### EXERCISE
Search the listing below for the string "коровки" and copy every line where it occurs.

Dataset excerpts
--- BEGIN ---

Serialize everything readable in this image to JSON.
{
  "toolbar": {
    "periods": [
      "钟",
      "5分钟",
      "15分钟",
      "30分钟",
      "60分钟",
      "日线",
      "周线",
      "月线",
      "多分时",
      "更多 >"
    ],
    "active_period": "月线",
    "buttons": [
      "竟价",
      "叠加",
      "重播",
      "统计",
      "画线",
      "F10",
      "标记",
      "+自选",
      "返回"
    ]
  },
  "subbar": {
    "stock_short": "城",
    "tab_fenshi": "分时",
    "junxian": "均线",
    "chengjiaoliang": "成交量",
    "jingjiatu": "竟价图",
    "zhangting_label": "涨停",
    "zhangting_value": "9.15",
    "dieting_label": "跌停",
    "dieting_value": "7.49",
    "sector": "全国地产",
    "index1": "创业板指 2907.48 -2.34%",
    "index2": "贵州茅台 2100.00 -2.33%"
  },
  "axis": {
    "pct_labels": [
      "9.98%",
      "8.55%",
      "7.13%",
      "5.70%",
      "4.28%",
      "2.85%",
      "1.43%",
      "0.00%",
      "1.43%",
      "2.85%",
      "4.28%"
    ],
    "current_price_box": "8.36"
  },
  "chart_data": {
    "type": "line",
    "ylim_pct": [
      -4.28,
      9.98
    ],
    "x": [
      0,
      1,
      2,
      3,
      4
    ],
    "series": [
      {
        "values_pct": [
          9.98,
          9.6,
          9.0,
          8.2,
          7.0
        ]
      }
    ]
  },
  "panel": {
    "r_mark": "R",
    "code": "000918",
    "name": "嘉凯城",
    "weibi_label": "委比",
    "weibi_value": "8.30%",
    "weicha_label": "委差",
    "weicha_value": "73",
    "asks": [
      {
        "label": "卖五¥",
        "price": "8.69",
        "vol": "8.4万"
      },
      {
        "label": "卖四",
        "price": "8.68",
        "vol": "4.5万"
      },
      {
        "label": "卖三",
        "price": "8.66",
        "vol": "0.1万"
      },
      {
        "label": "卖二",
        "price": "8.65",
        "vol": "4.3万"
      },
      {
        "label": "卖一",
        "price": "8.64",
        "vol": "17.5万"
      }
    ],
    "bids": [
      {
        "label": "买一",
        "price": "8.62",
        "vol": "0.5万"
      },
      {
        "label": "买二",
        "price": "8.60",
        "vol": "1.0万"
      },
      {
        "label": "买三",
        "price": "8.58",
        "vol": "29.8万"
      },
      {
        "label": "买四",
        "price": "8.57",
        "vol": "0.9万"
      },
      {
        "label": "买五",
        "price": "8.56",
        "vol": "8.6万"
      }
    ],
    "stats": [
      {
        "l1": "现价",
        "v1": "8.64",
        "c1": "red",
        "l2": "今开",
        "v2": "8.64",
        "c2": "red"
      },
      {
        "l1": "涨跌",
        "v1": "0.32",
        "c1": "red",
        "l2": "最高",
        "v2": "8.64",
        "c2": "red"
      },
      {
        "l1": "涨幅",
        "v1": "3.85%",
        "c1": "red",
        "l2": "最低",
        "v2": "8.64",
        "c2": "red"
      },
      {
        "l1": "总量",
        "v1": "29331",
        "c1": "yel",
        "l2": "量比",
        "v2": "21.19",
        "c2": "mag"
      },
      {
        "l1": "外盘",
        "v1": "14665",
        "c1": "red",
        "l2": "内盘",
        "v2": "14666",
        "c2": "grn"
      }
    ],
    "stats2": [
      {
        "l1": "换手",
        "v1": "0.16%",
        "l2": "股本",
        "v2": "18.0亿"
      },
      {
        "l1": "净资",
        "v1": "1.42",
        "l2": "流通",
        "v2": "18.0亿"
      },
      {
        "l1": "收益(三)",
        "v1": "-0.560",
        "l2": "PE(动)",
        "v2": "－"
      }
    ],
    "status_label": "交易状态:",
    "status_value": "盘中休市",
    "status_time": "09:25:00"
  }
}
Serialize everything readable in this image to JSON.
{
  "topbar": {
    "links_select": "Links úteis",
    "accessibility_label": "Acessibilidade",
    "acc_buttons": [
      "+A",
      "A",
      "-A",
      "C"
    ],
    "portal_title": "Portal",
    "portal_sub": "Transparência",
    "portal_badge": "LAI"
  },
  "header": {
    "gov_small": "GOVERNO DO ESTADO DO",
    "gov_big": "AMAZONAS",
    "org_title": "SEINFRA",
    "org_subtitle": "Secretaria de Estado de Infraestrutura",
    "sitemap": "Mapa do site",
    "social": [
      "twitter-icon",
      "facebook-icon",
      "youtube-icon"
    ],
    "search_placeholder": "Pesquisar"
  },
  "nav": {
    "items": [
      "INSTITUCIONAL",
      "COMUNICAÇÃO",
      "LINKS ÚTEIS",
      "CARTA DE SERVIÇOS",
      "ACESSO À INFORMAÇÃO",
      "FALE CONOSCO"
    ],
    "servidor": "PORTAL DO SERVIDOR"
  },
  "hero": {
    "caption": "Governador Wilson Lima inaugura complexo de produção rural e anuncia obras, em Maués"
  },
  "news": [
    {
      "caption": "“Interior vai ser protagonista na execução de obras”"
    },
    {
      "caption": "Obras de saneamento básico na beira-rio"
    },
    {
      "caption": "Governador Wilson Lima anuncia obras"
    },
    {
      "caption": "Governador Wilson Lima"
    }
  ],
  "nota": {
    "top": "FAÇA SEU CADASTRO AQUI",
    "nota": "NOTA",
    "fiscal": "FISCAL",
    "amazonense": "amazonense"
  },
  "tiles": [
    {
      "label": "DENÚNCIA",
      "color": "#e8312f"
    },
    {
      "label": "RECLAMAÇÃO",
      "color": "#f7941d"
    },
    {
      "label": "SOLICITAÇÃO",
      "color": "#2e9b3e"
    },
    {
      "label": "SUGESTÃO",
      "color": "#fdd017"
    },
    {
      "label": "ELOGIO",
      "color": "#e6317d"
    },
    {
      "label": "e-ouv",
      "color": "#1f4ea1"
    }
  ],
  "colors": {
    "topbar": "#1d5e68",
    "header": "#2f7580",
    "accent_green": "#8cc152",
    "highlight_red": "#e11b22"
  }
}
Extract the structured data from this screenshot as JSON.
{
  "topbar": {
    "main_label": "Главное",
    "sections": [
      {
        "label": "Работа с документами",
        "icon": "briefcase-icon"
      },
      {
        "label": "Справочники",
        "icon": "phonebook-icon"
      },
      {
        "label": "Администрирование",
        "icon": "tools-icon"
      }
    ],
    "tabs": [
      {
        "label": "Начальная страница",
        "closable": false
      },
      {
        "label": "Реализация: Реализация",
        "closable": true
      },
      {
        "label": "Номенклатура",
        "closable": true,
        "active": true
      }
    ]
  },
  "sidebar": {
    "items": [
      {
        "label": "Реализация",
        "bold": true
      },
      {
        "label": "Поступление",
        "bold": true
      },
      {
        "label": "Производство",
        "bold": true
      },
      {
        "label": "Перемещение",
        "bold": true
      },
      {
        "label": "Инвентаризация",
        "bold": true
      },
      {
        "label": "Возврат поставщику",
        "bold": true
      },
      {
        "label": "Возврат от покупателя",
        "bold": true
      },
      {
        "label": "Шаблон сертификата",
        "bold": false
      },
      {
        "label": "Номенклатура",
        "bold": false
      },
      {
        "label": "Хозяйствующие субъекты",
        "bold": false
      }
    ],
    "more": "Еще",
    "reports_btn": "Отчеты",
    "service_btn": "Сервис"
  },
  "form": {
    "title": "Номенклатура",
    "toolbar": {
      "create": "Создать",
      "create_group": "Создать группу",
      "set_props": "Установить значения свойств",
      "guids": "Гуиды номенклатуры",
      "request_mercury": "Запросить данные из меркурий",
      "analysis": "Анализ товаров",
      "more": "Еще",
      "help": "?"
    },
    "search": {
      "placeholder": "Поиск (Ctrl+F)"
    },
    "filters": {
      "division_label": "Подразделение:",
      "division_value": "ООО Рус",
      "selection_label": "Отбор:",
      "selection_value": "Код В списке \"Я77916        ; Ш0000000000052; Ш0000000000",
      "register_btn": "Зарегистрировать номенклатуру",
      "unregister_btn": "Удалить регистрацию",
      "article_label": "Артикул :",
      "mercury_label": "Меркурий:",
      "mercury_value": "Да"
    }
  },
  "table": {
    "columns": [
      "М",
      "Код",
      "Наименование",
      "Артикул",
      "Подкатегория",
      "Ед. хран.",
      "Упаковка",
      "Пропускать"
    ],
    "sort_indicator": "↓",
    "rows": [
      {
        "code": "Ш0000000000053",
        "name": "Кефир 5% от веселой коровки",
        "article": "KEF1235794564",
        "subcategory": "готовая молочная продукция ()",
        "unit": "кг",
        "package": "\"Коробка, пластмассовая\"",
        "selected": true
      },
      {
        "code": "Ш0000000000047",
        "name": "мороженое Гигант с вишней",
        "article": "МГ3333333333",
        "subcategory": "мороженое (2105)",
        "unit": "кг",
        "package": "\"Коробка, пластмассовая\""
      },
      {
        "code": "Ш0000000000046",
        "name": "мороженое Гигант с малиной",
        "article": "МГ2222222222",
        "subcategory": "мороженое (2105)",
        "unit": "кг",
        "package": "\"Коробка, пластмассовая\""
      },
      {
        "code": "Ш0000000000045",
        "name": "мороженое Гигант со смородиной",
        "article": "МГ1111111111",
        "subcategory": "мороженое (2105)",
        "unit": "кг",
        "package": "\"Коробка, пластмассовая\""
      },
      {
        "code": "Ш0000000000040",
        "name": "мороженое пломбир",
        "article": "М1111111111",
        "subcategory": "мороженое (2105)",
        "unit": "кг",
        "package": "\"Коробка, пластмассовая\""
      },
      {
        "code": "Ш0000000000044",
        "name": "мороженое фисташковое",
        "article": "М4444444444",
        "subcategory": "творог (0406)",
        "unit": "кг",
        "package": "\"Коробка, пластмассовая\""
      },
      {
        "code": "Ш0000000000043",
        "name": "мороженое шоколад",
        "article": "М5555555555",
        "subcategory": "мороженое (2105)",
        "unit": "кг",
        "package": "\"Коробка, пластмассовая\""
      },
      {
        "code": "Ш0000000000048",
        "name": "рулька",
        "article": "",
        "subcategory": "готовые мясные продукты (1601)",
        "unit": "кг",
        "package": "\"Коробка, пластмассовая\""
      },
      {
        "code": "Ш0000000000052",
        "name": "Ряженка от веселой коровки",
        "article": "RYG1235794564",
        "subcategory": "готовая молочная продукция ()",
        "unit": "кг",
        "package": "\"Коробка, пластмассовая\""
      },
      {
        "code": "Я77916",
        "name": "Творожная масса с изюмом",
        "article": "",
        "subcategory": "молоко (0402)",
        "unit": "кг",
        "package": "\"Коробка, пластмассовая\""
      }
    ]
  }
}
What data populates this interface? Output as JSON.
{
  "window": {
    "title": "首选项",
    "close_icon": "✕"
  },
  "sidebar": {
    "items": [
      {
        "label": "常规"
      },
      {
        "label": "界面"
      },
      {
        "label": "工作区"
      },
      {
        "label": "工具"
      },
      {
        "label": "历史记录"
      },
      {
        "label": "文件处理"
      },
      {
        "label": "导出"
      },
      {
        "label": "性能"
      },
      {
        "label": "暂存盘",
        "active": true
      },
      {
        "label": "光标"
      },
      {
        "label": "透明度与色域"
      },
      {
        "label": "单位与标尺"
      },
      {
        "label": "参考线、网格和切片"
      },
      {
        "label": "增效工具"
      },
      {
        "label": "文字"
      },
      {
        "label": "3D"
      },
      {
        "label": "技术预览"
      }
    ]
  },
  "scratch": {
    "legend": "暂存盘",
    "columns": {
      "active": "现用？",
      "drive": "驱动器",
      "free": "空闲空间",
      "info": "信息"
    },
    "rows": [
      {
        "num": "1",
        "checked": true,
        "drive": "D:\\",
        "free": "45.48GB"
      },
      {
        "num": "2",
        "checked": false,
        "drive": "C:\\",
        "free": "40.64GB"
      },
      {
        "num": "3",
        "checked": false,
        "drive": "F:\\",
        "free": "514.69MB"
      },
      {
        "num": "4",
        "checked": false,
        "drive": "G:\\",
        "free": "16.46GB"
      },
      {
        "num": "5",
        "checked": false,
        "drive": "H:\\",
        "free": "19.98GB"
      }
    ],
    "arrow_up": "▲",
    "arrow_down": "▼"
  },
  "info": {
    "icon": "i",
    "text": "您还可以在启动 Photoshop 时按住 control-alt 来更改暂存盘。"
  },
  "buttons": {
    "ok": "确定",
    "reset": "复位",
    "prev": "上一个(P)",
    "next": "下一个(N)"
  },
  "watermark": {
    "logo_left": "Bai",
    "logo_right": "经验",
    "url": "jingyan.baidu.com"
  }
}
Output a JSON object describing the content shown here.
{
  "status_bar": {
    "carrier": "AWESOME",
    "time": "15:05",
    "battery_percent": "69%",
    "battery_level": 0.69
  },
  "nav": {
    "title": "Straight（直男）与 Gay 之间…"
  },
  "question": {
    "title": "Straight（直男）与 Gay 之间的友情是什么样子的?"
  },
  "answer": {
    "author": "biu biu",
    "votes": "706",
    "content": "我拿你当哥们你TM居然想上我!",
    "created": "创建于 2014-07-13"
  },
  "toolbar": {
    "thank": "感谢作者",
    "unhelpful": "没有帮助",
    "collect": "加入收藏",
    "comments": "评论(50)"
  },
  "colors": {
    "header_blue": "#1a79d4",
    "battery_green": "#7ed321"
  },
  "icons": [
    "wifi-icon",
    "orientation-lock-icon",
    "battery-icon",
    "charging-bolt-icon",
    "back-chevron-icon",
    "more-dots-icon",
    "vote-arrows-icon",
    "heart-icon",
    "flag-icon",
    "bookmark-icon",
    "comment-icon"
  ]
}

--- END ---

### FINAL RESULT
        "name": "Кефир 5% от веселой коровки",
        "name": "Ряженка от веселой коровки",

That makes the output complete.